- _The request_: Pictures aside, write out every record exactly as it appears.

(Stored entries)
**********

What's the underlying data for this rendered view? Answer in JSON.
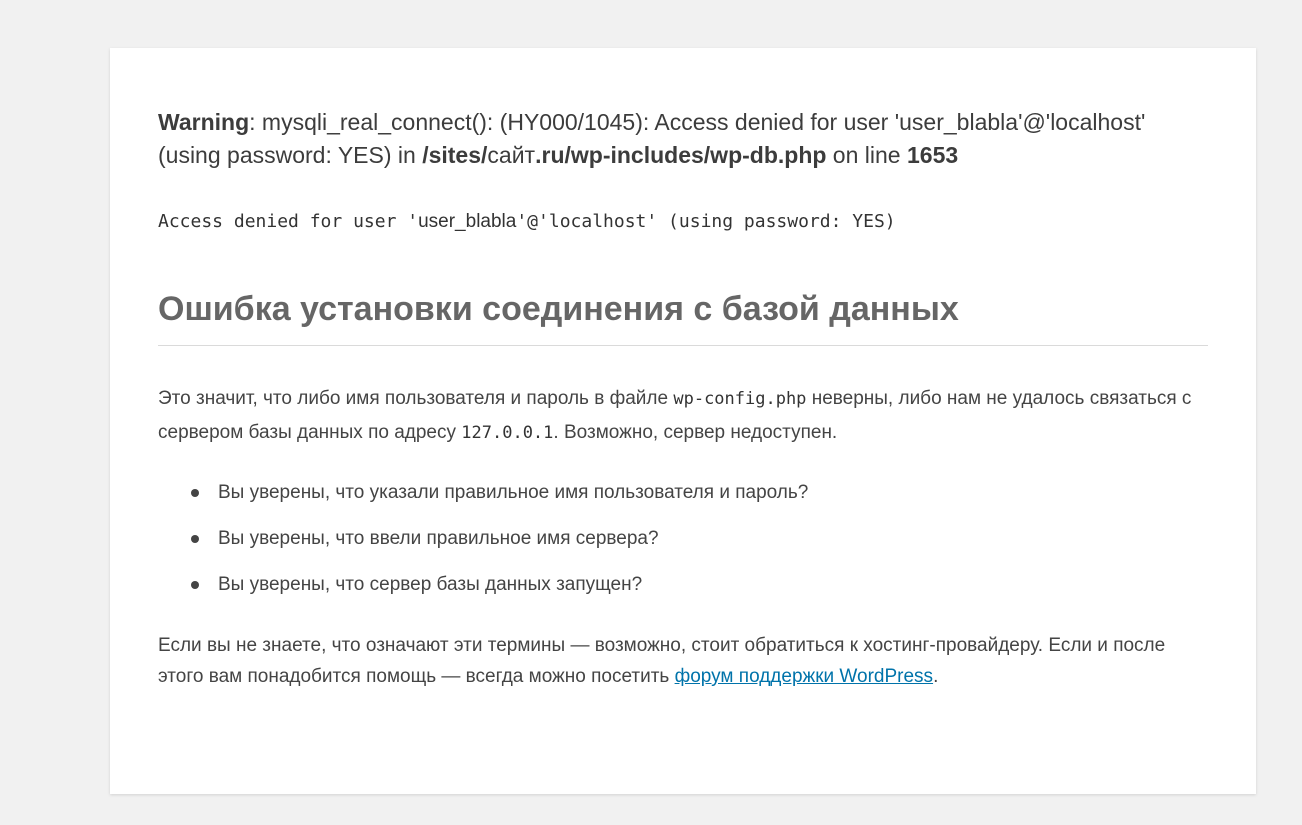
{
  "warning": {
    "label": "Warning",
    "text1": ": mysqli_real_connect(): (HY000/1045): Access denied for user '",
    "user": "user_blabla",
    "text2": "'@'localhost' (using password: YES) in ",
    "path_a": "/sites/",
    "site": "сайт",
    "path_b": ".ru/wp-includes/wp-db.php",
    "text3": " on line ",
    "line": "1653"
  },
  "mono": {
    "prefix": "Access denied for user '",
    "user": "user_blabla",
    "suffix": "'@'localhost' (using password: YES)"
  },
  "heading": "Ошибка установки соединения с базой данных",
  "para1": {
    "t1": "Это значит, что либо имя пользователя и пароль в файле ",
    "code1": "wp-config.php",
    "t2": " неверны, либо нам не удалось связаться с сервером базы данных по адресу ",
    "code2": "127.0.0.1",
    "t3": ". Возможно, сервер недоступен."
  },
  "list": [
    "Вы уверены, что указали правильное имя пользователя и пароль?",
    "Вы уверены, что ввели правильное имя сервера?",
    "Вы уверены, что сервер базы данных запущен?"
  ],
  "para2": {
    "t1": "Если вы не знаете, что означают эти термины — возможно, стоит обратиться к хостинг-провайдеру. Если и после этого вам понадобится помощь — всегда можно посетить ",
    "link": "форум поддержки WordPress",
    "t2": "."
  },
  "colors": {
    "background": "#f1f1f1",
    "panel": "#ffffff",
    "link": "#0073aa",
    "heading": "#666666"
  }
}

**********

- _Solution below_:
What's the underlying data for this rendered view? Answer in JSON.
{
  "warning": {
    "label": "Warning",
    "text1": ": mysqli_real_connect(): (HY000/1045): Access denied for user '",
    "user": "user_blabla",
    "text2": "'@'localhost' (using password: YES) in ",
    "path_a": "/sites/",
    "site": "сайт",
    "path_b": ".ru/wp-includes/wp-db.php",
    "text3": " on line ",
    "line": "1653"
  },
  "mono": {
    "prefix": "Access denied for user '",
    "user": "user_blabla",
    "suffix": "'@'localhost' (using password: YES)"
  },
  "heading": "Ошибка установки соединения с базой данных",
  "para1": {
    "t1": "Это значит, что либо имя пользователя и пароль в файле ",
    "code1": "wp-config.php",
    "t2": " неверны, либо нам не удалось связаться с сервером базы данных по адресу ",
    "code2": "127.0.0.1",
    "t3": ". Возможно, сервер недоступен."
  },
  "list": [
    "Вы уверены, что указали правильное имя пользователя и пароль?",
    "Вы уверены, что ввели правильное имя сервера?",
    "Вы уверены, что сервер базы данных запущен?"
  ],
  "para2": {
    "t1": "Если вы не знаете, что означают эти термины — возможно, стоит обратиться к хостинг-провайдеру. Если и после этого вам понадобится помощь — всегда можно посетить ",
    "link": "форум поддержки WordPress",
    "t2": "."
  },
  "colors": {
    "background": "#f1f1f1",
    "panel": "#ffffff",
    "link": "#0073aa",
    "heading": "#666666"
  }
}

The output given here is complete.